### WORK REQUIRED
Please output the records below in full, exactly as given, but without the images.
--- start of ROWS ---
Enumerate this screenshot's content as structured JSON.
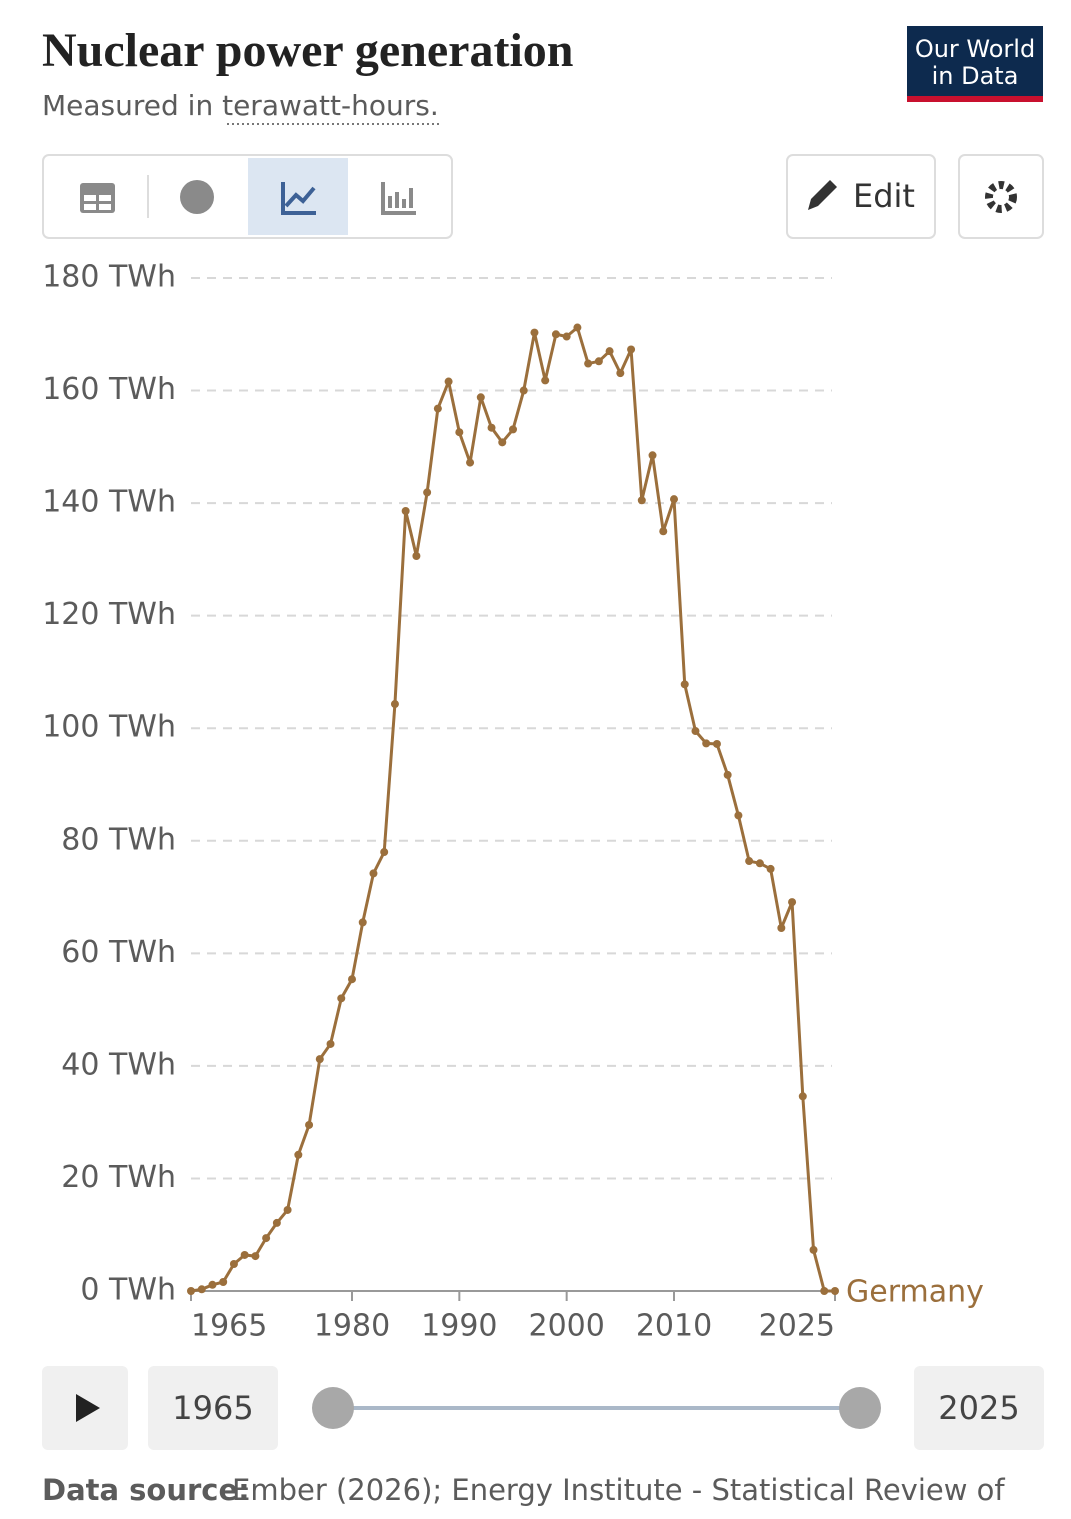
{
  "header": {
    "logo_line1": "Our World",
    "logo_line2": "in Data",
    "edit": "Edit"
  },
  "chart_data": {
    "type": "line",
    "title": "Nuclear power generation",
    "subtitle": "Measured in terawatt-hours.",
    "x": [
      1965,
      1966,
      1967,
      1968,
      1969,
      1970,
      1971,
      1972,
      1973,
      1974,
      1975,
      1976,
      1977,
      1978,
      1979,
      1980,
      1981,
      1982,
      1983,
      1984,
      1985,
      1986,
      1987,
      1988,
      1989,
      1990,
      1991,
      1992,
      1993,
      1994,
      1995,
      1996,
      1997,
      1998,
      1999,
      2000,
      2001,
      2002,
      2003,
      2004,
      2005,
      2006,
      2007,
      2008,
      2009,
      2010,
      2011,
      2012,
      2013,
      2014,
      2015,
      2016,
      2017,
      2018,
      2019,
      2020,
      2021,
      2022,
      2023,
      2024,
      2025
    ],
    "series": [
      {
        "name": "Germany",
        "color": "#9b6f3c",
        "values": [
          0,
          0.3,
          1.1,
          1.6,
          4.8,
          6.4,
          6.2,
          9.4,
          12.1,
          14.4,
          24.2,
          29.5,
          41.2,
          43.9,
          52.0,
          55.4,
          65.5,
          74.2,
          78.0,
          104.3,
          138.6,
          130.6,
          141.9,
          156.8,
          161.6,
          152.6,
          147.2,
          158.8,
          153.4,
          150.8,
          153.1,
          160.0,
          170.3,
          161.8,
          170.0,
          169.6,
          171.2,
          164.8,
          165.2,
          167.0,
          163.1,
          167.3,
          140.5,
          148.5,
          135.0,
          140.7,
          107.8,
          99.5,
          97.3,
          97.2,
          91.7,
          84.5,
          76.4,
          76.0,
          75.0,
          64.5,
          69.1,
          34.6,
          7.3,
          0,
          0
        ]
      }
    ],
    "xlim": [
      1965,
      2025
    ],
    "xticks": [
      1965,
      1980,
      1990,
      2000,
      2010,
      2025
    ],
    "ylim": [
      0,
      180
    ],
    "yticks": [
      {
        "value": 0,
        "label": "0 TWh"
      },
      {
        "value": 20,
        "label": "20 TWh"
      },
      {
        "value": 40,
        "label": "40 TWh"
      },
      {
        "value": 60,
        "label": "60 TWh"
      },
      {
        "value": 80,
        "label": "80 TWh"
      },
      {
        "value": 100,
        "label": "100 TWh"
      },
      {
        "value": 120,
        "label": "120 TWh"
      },
      {
        "value": 140,
        "label": "140 TWh"
      },
      {
        "value": 160,
        "label": "160 TWh"
      },
      {
        "value": 180,
        "label": "180 TWh"
      }
    ],
    "grid": true
  },
  "timeline": {
    "start": 1965,
    "end": 2025
  },
  "footer": {
    "source_label": "Data source:",
    "source_text": "Ember (2026); Energy Institute - Statistical Review of"
  }
}
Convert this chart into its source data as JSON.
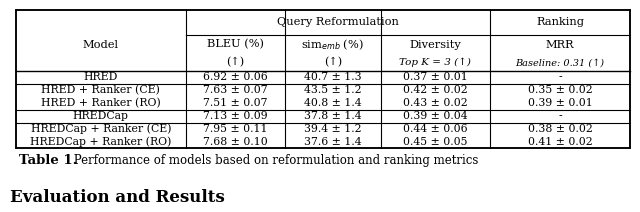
{
  "col_headers": {
    "span1": "Query Reformulation",
    "span2": "Ranking",
    "h2": [
      "Model",
      "BLEU (%)",
      "sim$_{emb}$ (%)",
      "Diversity",
      "MRR"
    ],
    "h3_arrow": [
      "(↑)",
      "(↑)"
    ],
    "h3_diversity": "Top K = 3 (↑)",
    "h3_mrr": "Baseline: 0.31 (↑)"
  },
  "rows": [
    [
      "HRED",
      "6.92 ± 0.06",
      "40.7 ± 1.3",
      "0.37 ± 0.01",
      "-"
    ],
    [
      "HRED + Ranker (CE)",
      "7.63 ± 0.07",
      "43.5 ± 1.2",
      "0.42 ± 0.02",
      "0.35 ± 0.02"
    ],
    [
      "HRED + Ranker (RO)",
      "7.51 ± 0.07",
      "40.8 ± 1.4",
      "0.43 ± 0.02",
      "0.39 ± 0.01"
    ],
    [
      "HREDCap",
      "7.13 ± 0.09",
      "37.8 ± 1.4",
      "0.39 ± 0.04",
      "-"
    ],
    [
      "HREDCap + Ranker (CE)",
      "7.95 ± 0.11",
      "39.4 ± 1.2",
      "0.44 ± 0.06",
      "0.38 ± 0.02"
    ],
    [
      "HREDCap + Ranker (RO)",
      "7.68 ± 0.10",
      "37.6 ± 1.4",
      "0.45 ± 0.05",
      "0.41 ± 0.02"
    ]
  ],
  "caption_bold": "Table 1.",
  "caption_normal": " Performance of models based on reformulation and ranking metrics",
  "footer": "Evaluation and Results",
  "background_color": "#ffffff",
  "figsize": [
    6.4,
    2.12
  ],
  "dpi": 100
}
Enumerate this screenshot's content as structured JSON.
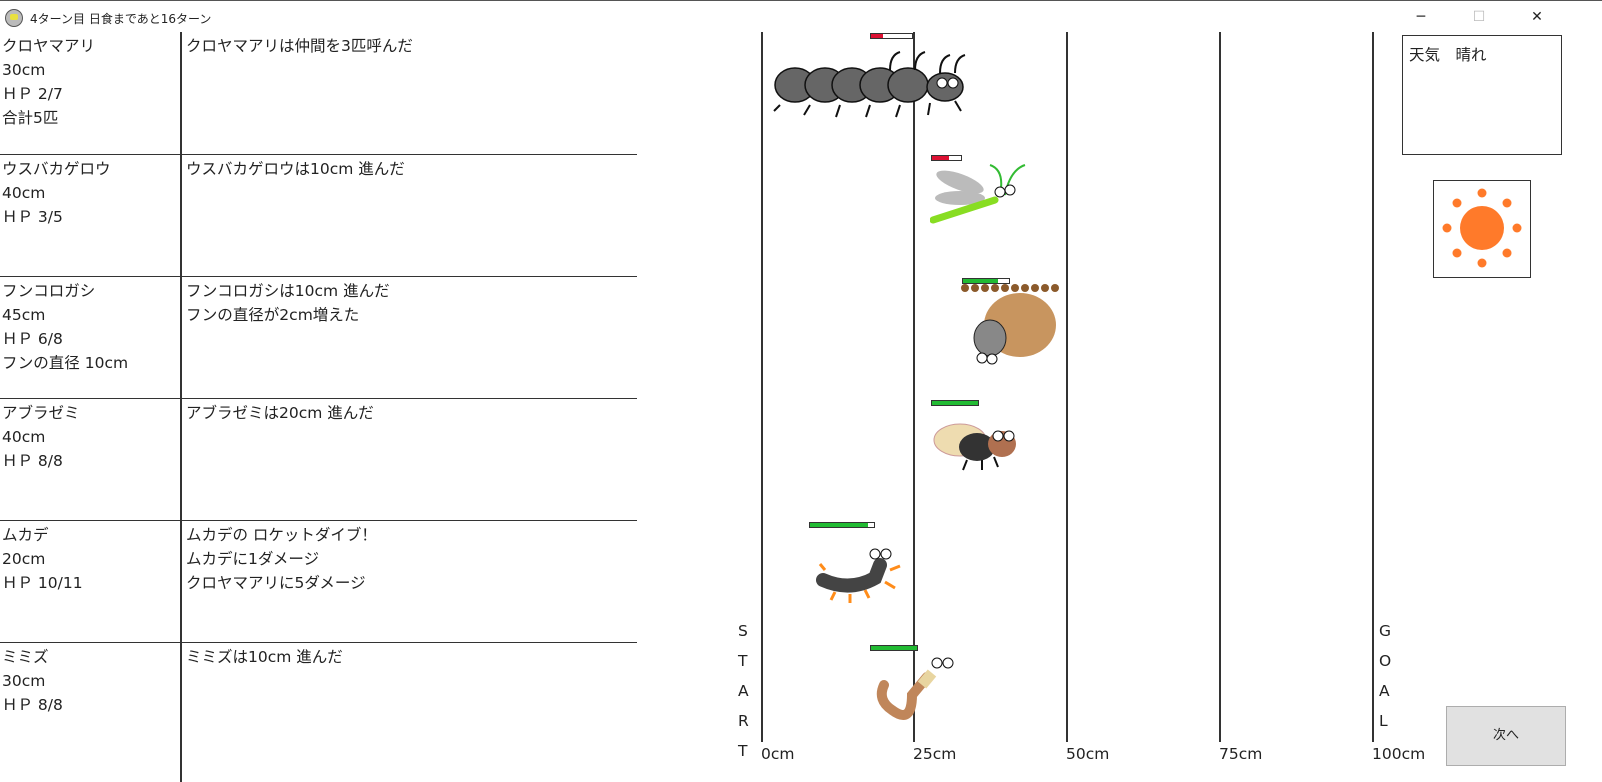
{
  "window": {
    "title": "4ターン目 日食まであと16ターン",
    "minimize": "─",
    "maximize": "☐",
    "close": "✕"
  },
  "insects": [
    {
      "name": "クロヤマアリ",
      "stats": [
        "30cm",
        "ＨＰ 2/7",
        "合計5匹"
      ],
      "log": [
        "クロヤマアリは仲間を3匹呼んだ"
      ],
      "hp": 2,
      "hp_max": 7
    },
    {
      "name": "ウスバカゲロウ",
      "stats": [
        "40cm",
        "ＨＰ 3/5"
      ],
      "log": [
        "ウスバカゲロウは10cm 進んだ"
      ],
      "hp": 3,
      "hp_max": 5
    },
    {
      "name": "フンコロガシ",
      "stats": [
        "45cm",
        "ＨＰ 6/8",
        "フンの直径 10cm"
      ],
      "log": [
        "フンコロガシは10cm 進んだ",
        "フンの直径が2cm増えた"
      ],
      "hp": 6,
      "hp_max": 8
    },
    {
      "name": "アブラゼミ",
      "stats": [
        "40cm",
        "ＨＰ 8/8"
      ],
      "log": [
        "アブラゼミは20cm 進んだ"
      ],
      "hp": 8,
      "hp_max": 8
    },
    {
      "name": "ムカデ",
      "stats": [
        "20cm",
        "ＨＰ 10/11"
      ],
      "log": [
        "ムカデの ロケットダイブ！",
        "ムカデに1ダメージ",
        "クロヤマアリに5ダメージ"
      ],
      "hp": 10,
      "hp_max": 11
    },
    {
      "name": "ミミズ",
      "stats": [
        "30cm",
        "ＨＰ 8/8"
      ],
      "log": [
        "ミミズは10cm 進んだ"
      ],
      "hp": 8,
      "hp_max": 8
    }
  ],
  "track": {
    "ticks": [
      "0cm",
      "25cm",
      "50cm",
      "75cm",
      "100cm"
    ],
    "start_letters": [
      "S",
      "T",
      "A",
      "R",
      "T"
    ],
    "goal_letters": [
      "G",
      "O",
      "A",
      "L"
    ]
  },
  "weather": {
    "label": "天気　晴れ",
    "icon": "sun-icon"
  },
  "next_button": "次へ",
  "colors": {
    "hp_high": "#22bb33",
    "hp_low": "#dd1133",
    "sun": "#ff7a2a"
  }
}
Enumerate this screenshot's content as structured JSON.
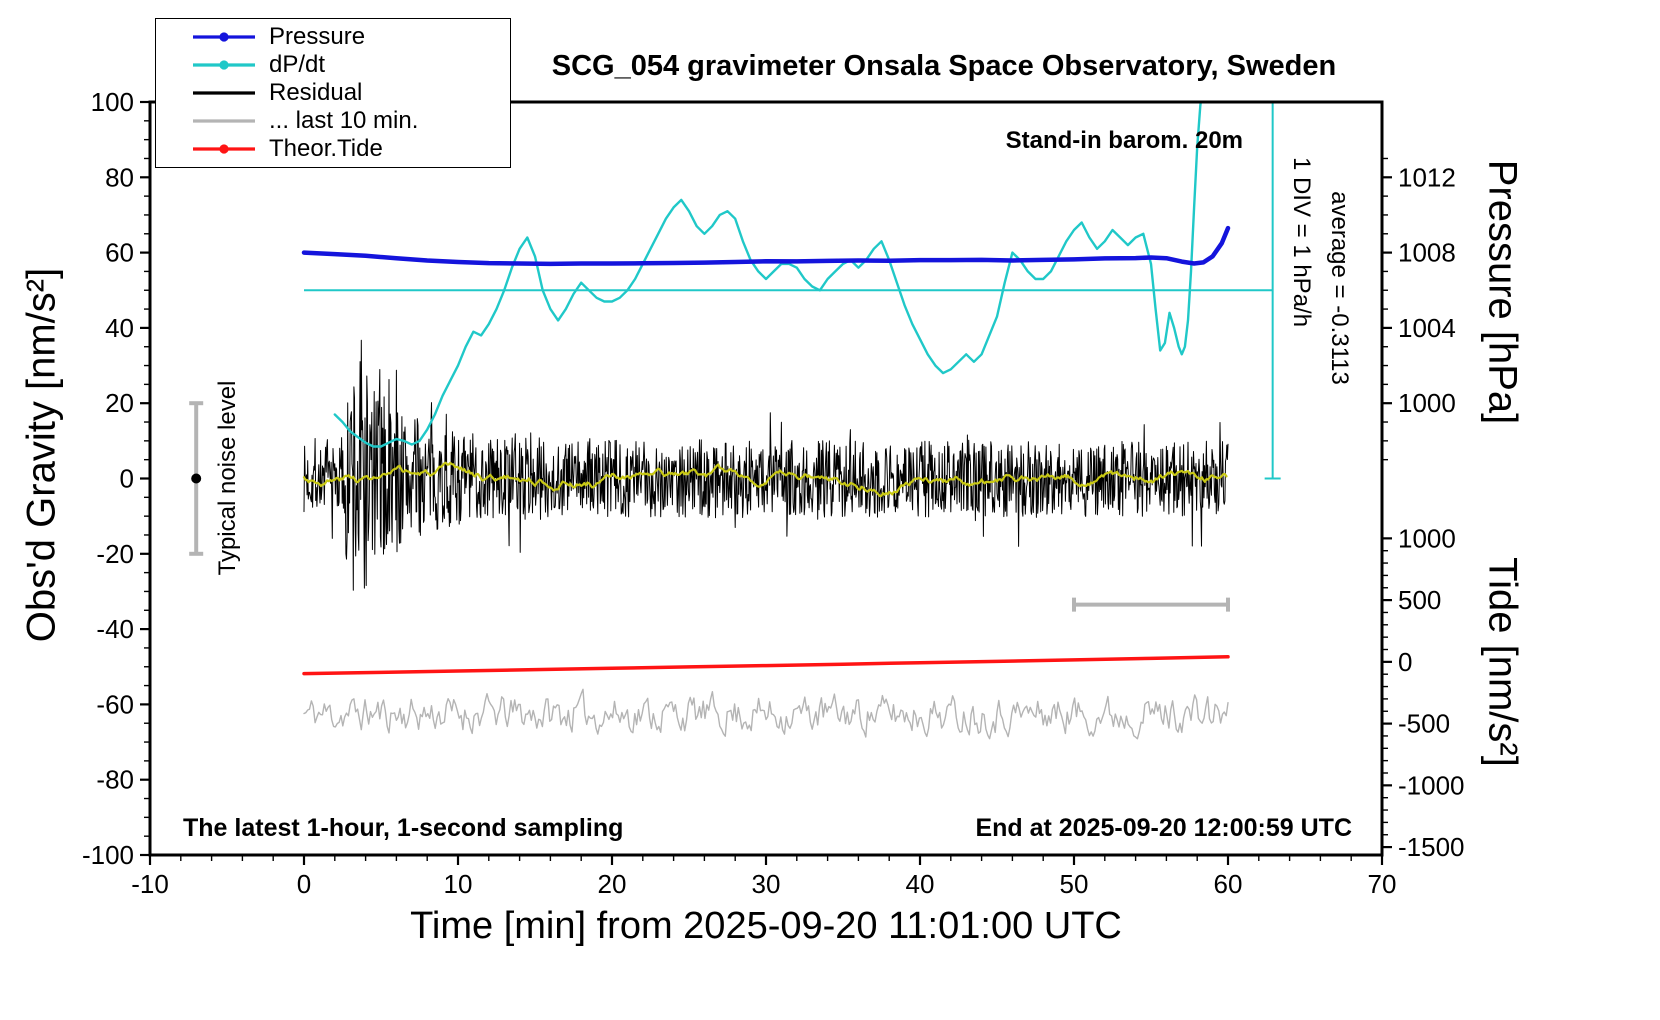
--- end of ROWS ---
### WRITTEN ANSWER
Enumerate this screenshot's content as structured JSON.
{
  "header": {
    "logo_line1": "Our World",
    "logo_line2": "in Data",
    "edit": "Edit"
  },
  "chart_data": {
    "type": "line",
    "title": "Nuclear power generation",
    "subtitle": "Measured in terawatt-hours.",
    "x": [
      1965,
      1966,
      1967,
      1968,
      1969,
      1970,
      1971,
      1972,
      1973,
      1974,
      1975,
      1976,
      1977,
      1978,
      1979,
      1980,
      1981,
      1982,
      1983,
      1984,
      1985,
      1986,
      1987,
      1988,
      1989,
      1990,
      1991,
      1992,
      1993,
      1994,
      1995,
      1996,
      1997,
      1998,
      1999,
      2000,
      2001,
      2002,
      2003,
      2004,
      2005,
      2006,
      2007,
      2008,
      2009,
      2010,
      2011,
      2012,
      2013,
      2014,
      2015,
      2016,
      2017,
      2018,
      2019,
      2020,
      2021,
      2022,
      2023,
      2024,
      2025
    ],
    "series": [
      {
        "name": "Germany",
        "color": "#9b6f3c",
        "values": [
          0,
          0.3,
          1.1,
          1.6,
          4.8,
          6.4,
          6.2,
          9.4,
          12.1,
          14.4,
          24.2,
          29.5,
          41.2,
          43.9,
          52.0,
          55.4,
          65.5,
          74.2,
          78.0,
          104.3,
          138.6,
          130.6,
          141.9,
          156.8,
          161.6,
          152.6,
          147.2,
          158.8,
          153.4,
          150.8,
          153.1,
          160.0,
          170.3,
          161.8,
          170.0,
          169.6,
          171.2,
          164.8,
          165.2,
          167.0,
          163.1,
          167.3,
          140.5,
          148.5,
          135.0,
          140.7,
          107.8,
          99.5,
          97.3,
          97.2,
          91.7,
          84.5,
          76.4,
          76.0,
          75.0,
          64.5,
          69.1,
          34.6,
          7.3,
          0,
          0
        ]
      }
    ],
    "xlim": [
      1965,
      2025
    ],
    "xticks": [
      1965,
      1980,
      1990,
      2000,
      2010,
      2025
    ],
    "ylim": [
      0,
      180
    ],
    "yticks": [
      {
        "value": 0,
        "label": "0 TWh"
      },
      {
        "value": 20,
        "label": "20 TWh"
      },
      {
        "value": 40,
        "label": "40 TWh"
      },
      {
        "value": 60,
        "label": "60 TWh"
      },
      {
        "value": 80,
        "label": "80 TWh"
      },
      {
        "value": 100,
        "label": "100 TWh"
      },
      {
        "value": 120,
        "label": "120 TWh"
      },
      {
        "value": 140,
        "label": "140 TWh"
      },
      {
        "value": 160,
        "label": "160 TWh"
      },
      {
        "value": 180,
        "label": "180 TWh"
      }
    ],
    "grid": true
  },
  "timeline": {
    "start": 1965,
    "end": 2025
  },
  "footer": {
    "source_label": "Data source:",
    "source_text": "Ember (2026); Energy Institute - Statistical Review of"
  }
}
Convert this chart into its source data as JSON.
{
  "col_headers": {
    "span1": "Query Reformulation",
    "span2": "Ranking",
    "h2": [
      "Model",
      "BLEU (%)",
      "sim$_{emb}$ (%)",
      "Diversity",
      "MRR"
    ],
    "h3_arrow": [
      "(↑)",
      "(↑)"
    ],
    "h3_diversity": "Top K = 3 (↑)",
    "h3_mrr": "Baseline: 0.31 (↑)"
  },
  "rows": [
    [
      "HRED",
      "6.92 ± 0.06",
      "40.7 ± 1.3",
      "0.37 ± 0.01",
      "-"
    ],
    [
      "HRED + Ranker (CE)",
      "7.63 ± 0.07",
      "43.5 ± 1.2",
      "0.42 ± 0.02",
      "0.35 ± 0.02"
    ],
    [
      "HRED + Ranker (RO)",
      "7.51 ± 0.07",
      "40.8 ± 1.4",
      "0.43 ± 0.02",
      "0.39 ± 0.01"
    ],
    [
      "HREDCap",
      "7.13 ± 0.09",
      "37.8 ± 1.4",
      "0.39 ± 0.04",
      "-"
    ],
    [
      "HREDCap + Ranker (CE)",
      "7.95 ± 0.11",
      "39.4 ± 1.2",
      "0.44 ± 0.06",
      "0.38 ± 0.02"
    ],
    [
      "HREDCap + Ranker (RO)",
      "7.68 ± 0.10",
      "37.6 ± 1.4",
      "0.45 ± 0.05",
      "0.41 ± 0.02"
    ]
  ],
  "caption_bold": "Table 1.",
  "caption_normal": " Performance of models based on reformulation and ranking metrics",
  "footer": "Evaluation and Results",
  "background_color": "#ffffff",
  "figsize": [
    6.4,
    2.12
  ],
  "dpi": 100
}
Enumerate this screenshot's content as structured JSON.
{
  "window": {
    "title": "4ターン目 日食まであと16ターン",
    "minimize": "─",
    "maximize": "☐",
    "close": "✕"
  },
  "insects": [
    {
      "name": "クロヤマアリ",
      "stats": [
        "30cm",
        "ＨＰ 2/7",
        "合計5匹"
      ],
      "log": [
        "クロヤマアリは仲間を3匹呼んだ"
      ],
      "hp": 2,
      "hp_max": 7
    },
    {
      "name": "ウスバカゲロウ",
      "stats": [
        "40cm",
        "ＨＰ 3/5"
      ],
      "log": [
        "ウスバカゲロウは10cm 進んだ"
      ],
      "hp": 3,
      "hp_max": 5
    },
    {
      "name": "フンコロガシ",
      "stats": [
        "45cm",
        "ＨＰ 6/8",
        "フンの直径 10cm"
      ],
      "log": [
        "フンコロガシは10cm 進んだ",
        "フンの直径が2cm増えた"
      ],
      "hp": 6,
      "hp_max": 8
    },
    {
      "name": "アブラゼミ",
      "stats": [
        "40cm",
        "ＨＰ 8/8"
      ],
      "log": [
        "アブラゼミは20cm 進んだ"
      ],
      "hp": 8,
      "hp_max": 8
    },
    {
      "name": "ムカデ",
      "stats": [
        "20cm",
        "ＨＰ 10/11"
      ],
      "log": [
        "ムカデの ロケットダイブ！",
        "ムカデに1ダメージ",
        "クロヤマアリに5ダメージ"
      ],
      "hp": 10,
      "hp_max": 11
    },
    {
      "name": "ミミズ",
      "stats": [
        "30cm",
        "ＨＰ 8/8"
      ],
      "log": [
        "ミミズは10cm 進んだ"
      ],
      "hp": 8,
      "hp_max": 8
    }
  ],
  "track": {
    "ticks": [
      "0cm",
      "25cm",
      "50cm",
      "75cm",
      "100cm"
    ],
    "start_letters": [
      "S",
      "T",
      "A",
      "R",
      "T"
    ],
    "goal_letters": [
      "G",
      "O",
      "A",
      "L"
    ]
  },
  "weather": {
    "label": "天気　晴れ",
    "icon": "sun-icon"
  },
  "next_button": "次へ",
  "colors": {
    "hp_high": "#22bb33",
    "hp_low": "#dd1133",
    "sun": "#ff7a2a"
  }
}
Enumerate this screenshot's content as structured JSON.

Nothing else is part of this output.